■ JOB
Repeat every entry word for word, but leave the images out of your copy.

■ MATERIAL FOR THIS EXERCISE
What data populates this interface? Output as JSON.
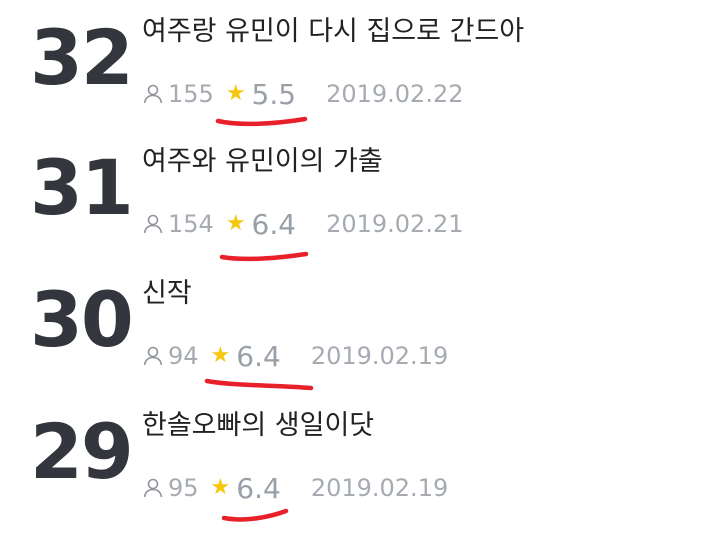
{
  "episodes": [
    {
      "number": "32",
      "title": "여주랑 유민이 다시 집으로 간드아",
      "views": "155",
      "rating": "5.5",
      "date": "2019.02.22"
    },
    {
      "number": "31",
      "title": "여주와 유민이의 가출",
      "views": "154",
      "rating": "6.4",
      "date": "2019.02.21"
    },
    {
      "number": "30",
      "title": "신작",
      "views": "94",
      "rating": "6.4",
      "date": "2019.02.19"
    },
    {
      "number": "29",
      "title": "한솔오빠의 생일이닷",
      "views": "95",
      "rating": "6.4",
      "date": "2019.02.19"
    }
  ],
  "icons": {
    "views": "person-icon",
    "rating": "star-icon"
  },
  "colors": {
    "number": "#33373d",
    "title": "#222222",
    "meta": "#a6abb2",
    "star": "#f5c711",
    "annotation": "#e8202a"
  }
}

■ WRITTEN REPLY
What data populates this interface? Output as JSON.
{
  "episodes": [
    {
      "number": "32",
      "title": "여주랑 유민이 다시 집으로 간드아",
      "views": "155",
      "rating": "5.5",
      "date": "2019.02.22"
    },
    {
      "number": "31",
      "title": "여주와 유민이의 가출",
      "views": "154",
      "rating": "6.4",
      "date": "2019.02.21"
    },
    {
      "number": "30",
      "title": "신작",
      "views": "94",
      "rating": "6.4",
      "date": "2019.02.19"
    },
    {
      "number": "29",
      "title": "한솔오빠의 생일이닷",
      "views": "95",
      "rating": "6.4",
      "date": "2019.02.19"
    }
  ],
  "icons": {
    "views": "person-icon",
    "rating": "star-icon"
  },
  "colors": {
    "number": "#33373d",
    "title": "#222222",
    "meta": "#a6abb2",
    "star": "#f5c711",
    "annotation": "#e8202a"
  }
}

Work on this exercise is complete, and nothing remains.